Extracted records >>
***

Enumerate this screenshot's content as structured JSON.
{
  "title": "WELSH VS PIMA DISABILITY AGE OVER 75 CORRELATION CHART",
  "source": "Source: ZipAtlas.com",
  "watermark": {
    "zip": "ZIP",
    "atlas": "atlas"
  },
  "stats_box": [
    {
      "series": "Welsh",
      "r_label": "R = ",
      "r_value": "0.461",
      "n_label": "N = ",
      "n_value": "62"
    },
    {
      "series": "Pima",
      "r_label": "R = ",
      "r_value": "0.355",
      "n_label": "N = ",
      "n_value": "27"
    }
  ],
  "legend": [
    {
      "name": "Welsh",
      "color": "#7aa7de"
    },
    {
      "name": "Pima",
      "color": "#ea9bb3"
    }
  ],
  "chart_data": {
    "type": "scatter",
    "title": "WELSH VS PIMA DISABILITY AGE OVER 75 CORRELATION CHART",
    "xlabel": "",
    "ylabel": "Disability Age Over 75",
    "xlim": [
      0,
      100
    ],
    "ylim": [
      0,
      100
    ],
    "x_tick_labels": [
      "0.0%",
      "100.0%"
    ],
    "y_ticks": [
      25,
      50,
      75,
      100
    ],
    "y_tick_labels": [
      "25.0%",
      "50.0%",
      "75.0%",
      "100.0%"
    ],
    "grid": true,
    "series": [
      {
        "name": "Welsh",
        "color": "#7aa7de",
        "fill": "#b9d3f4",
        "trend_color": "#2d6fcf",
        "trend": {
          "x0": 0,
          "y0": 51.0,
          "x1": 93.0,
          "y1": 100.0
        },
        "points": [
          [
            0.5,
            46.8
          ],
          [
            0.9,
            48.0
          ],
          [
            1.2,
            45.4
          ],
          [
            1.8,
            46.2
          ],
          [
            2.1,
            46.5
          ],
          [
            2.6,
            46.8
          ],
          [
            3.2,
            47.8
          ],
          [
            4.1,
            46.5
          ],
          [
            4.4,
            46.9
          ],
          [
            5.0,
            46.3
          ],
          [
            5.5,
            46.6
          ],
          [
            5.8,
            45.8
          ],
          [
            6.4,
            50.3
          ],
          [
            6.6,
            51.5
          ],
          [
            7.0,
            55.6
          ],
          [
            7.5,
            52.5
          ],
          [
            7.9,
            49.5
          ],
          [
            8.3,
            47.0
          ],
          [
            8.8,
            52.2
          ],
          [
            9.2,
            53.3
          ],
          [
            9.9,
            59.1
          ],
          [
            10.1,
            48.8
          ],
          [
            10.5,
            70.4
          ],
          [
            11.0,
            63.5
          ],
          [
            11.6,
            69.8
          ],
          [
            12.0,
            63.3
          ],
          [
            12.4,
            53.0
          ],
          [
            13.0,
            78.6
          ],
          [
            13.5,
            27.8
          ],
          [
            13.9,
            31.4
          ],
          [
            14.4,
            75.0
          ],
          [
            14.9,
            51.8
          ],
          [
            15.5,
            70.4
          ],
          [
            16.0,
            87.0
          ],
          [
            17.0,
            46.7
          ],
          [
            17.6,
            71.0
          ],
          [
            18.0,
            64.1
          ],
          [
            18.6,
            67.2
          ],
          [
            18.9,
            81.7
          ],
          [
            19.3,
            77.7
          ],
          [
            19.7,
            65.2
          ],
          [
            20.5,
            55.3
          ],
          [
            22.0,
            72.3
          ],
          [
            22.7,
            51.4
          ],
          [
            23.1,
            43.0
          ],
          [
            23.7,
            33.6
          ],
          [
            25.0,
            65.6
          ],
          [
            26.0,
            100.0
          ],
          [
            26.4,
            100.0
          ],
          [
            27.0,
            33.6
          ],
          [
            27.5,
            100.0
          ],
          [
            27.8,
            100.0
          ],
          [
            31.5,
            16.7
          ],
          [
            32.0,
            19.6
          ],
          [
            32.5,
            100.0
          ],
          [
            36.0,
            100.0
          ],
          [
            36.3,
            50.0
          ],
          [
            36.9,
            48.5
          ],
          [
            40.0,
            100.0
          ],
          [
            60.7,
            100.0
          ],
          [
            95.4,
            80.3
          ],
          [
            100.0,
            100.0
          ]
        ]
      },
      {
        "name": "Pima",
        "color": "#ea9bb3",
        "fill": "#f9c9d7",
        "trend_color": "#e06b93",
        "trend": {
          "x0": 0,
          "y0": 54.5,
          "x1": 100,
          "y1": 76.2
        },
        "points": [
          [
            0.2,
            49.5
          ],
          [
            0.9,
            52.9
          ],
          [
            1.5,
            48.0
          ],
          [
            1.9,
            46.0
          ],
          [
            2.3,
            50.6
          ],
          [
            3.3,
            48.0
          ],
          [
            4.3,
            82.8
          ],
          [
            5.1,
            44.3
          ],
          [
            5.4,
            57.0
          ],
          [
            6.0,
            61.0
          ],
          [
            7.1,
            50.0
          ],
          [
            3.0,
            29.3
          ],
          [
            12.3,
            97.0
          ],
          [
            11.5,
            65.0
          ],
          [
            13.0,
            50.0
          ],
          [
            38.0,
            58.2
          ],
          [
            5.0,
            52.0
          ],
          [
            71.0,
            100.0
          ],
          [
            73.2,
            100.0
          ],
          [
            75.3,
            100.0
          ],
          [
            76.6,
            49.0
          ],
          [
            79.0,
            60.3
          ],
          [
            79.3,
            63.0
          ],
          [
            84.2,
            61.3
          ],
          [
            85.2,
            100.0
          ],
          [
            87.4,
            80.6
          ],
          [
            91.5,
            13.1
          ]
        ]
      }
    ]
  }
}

***

Exercise requirements >> Type out the material again exactly as presented.

Exercise answer >>
Enumerate this screenshot's content as structured JSON.
{
  "title": "WELSH VS PIMA DISABILITY AGE OVER 75 CORRELATION CHART",
  "source": "Source: ZipAtlas.com",
  "watermark": {
    "zip": "ZIP",
    "atlas": "atlas"
  },
  "stats_box": [
    {
      "series": "Welsh",
      "r_label": "R = ",
      "r_value": "0.461",
      "n_label": "N = ",
      "n_value": "62"
    },
    {
      "series": "Pima",
      "r_label": "R = ",
      "r_value": "0.355",
      "n_label": "N = ",
      "n_value": "27"
    }
  ],
  "legend": [
    {
      "name": "Welsh",
      "color": "#7aa7de"
    },
    {
      "name": "Pima",
      "color": "#ea9bb3"
    }
  ],
  "chart_data": {
    "type": "scatter",
    "title": "WELSH VS PIMA DISABILITY AGE OVER 75 CORRELATION CHART",
    "xlabel": "",
    "ylabel": "Disability Age Over 75",
    "xlim": [
      0,
      100
    ],
    "ylim": [
      0,
      100
    ],
    "x_tick_labels": [
      "0.0%",
      "100.0%"
    ],
    "y_ticks": [
      25,
      50,
      75,
      100
    ],
    "y_tick_labels": [
      "25.0%",
      "50.0%",
      "75.0%",
      "100.0%"
    ],
    "grid": true,
    "series": [
      {
        "name": "Welsh",
        "color": "#7aa7de",
        "fill": "#b9d3f4",
        "trend_color": "#2d6fcf",
        "trend": {
          "x0": 0,
          "y0": 51.0,
          "x1": 93.0,
          "y1": 100.0
        },
        "points": [
          [
            0.5,
            46.8
          ],
          [
            0.9,
            48.0
          ],
          [
            1.2,
            45.4
          ],
          [
            1.8,
            46.2
          ],
          [
            2.1,
            46.5
          ],
          [
            2.6,
            46.8
          ],
          [
            3.2,
            47.8
          ],
          [
            4.1,
            46.5
          ],
          [
            4.4,
            46.9
          ],
          [
            5.0,
            46.3
          ],
          [
            5.5,
            46.6
          ],
          [
            5.8,
            45.8
          ],
          [
            6.4,
            50.3
          ],
          [
            6.6,
            51.5
          ],
          [
            7.0,
            55.6
          ],
          [
            7.5,
            52.5
          ],
          [
            7.9,
            49.5
          ],
          [
            8.3,
            47.0
          ],
          [
            8.8,
            52.2
          ],
          [
            9.2,
            53.3
          ],
          [
            9.9,
            59.1
          ],
          [
            10.1,
            48.8
          ],
          [
            10.5,
            70.4
          ],
          [
            11.0,
            63.5
          ],
          [
            11.6,
            69.8
          ],
          [
            12.0,
            63.3
          ],
          [
            12.4,
            53.0
          ],
          [
            13.0,
            78.6
          ],
          [
            13.5,
            27.8
          ],
          [
            13.9,
            31.4
          ],
          [
            14.4,
            75.0
          ],
          [
            14.9,
            51.8
          ],
          [
            15.5,
            70.4
          ],
          [
            16.0,
            87.0
          ],
          [
            17.0,
            46.7
          ],
          [
            17.6,
            71.0
          ],
          [
            18.0,
            64.1
          ],
          [
            18.6,
            67.2
          ],
          [
            18.9,
            81.7
          ],
          [
            19.3,
            77.7
          ],
          [
            19.7,
            65.2
          ],
          [
            20.5,
            55.3
          ],
          [
            22.0,
            72.3
          ],
          [
            22.7,
            51.4
          ],
          [
            23.1,
            43.0
          ],
          [
            23.7,
            33.6
          ],
          [
            25.0,
            65.6
          ],
          [
            26.0,
            100.0
          ],
          [
            26.4,
            100.0
          ],
          [
            27.0,
            33.6
          ],
          [
            27.5,
            100.0
          ],
          [
            27.8,
            100.0
          ],
          [
            31.5,
            16.7
          ],
          [
            32.0,
            19.6
          ],
          [
            32.5,
            100.0
          ],
          [
            36.0,
            100.0
          ],
          [
            36.3,
            50.0
          ],
          [
            36.9,
            48.5
          ],
          [
            40.0,
            100.0
          ],
          [
            60.7,
            100.0
          ],
          [
            95.4,
            80.3
          ],
          [
            100.0,
            100.0
          ]
        ]
      },
      {
        "name": "Pima",
        "color": "#ea9bb3",
        "fill": "#f9c9d7",
        "trend_color": "#e06b93",
        "trend": {
          "x0": 0,
          "y0": 54.5,
          "x1": 100,
          "y1": 76.2
        },
        "points": [
          [
            0.2,
            49.5
          ],
          [
            0.9,
            52.9
          ],
          [
            1.5,
            48.0
          ],
          [
            1.9,
            46.0
          ],
          [
            2.3,
            50.6
          ],
          [
            3.3,
            48.0
          ],
          [
            4.3,
            82.8
          ],
          [
            5.1,
            44.3
          ],
          [
            5.4,
            57.0
          ],
          [
            6.0,
            61.0
          ],
          [
            7.1,
            50.0
          ],
          [
            3.0,
            29.3
          ],
          [
            12.3,
            97.0
          ],
          [
            11.5,
            65.0
          ],
          [
            13.0,
            50.0
          ],
          [
            38.0,
            58.2
          ],
          [
            5.0,
            52.0
          ],
          [
            71.0,
            100.0
          ],
          [
            73.2,
            100.0
          ],
          [
            75.3,
            100.0
          ],
          [
            76.6,
            49.0
          ],
          [
            79.0,
            60.3
          ],
          [
            79.3,
            63.0
          ],
          [
            84.2,
            61.3
          ],
          [
            85.2,
            100.0
          ],
          [
            87.4,
            80.6
          ],
          [
            91.5,
            13.1
          ]
        ]
      }
    ]
  }
}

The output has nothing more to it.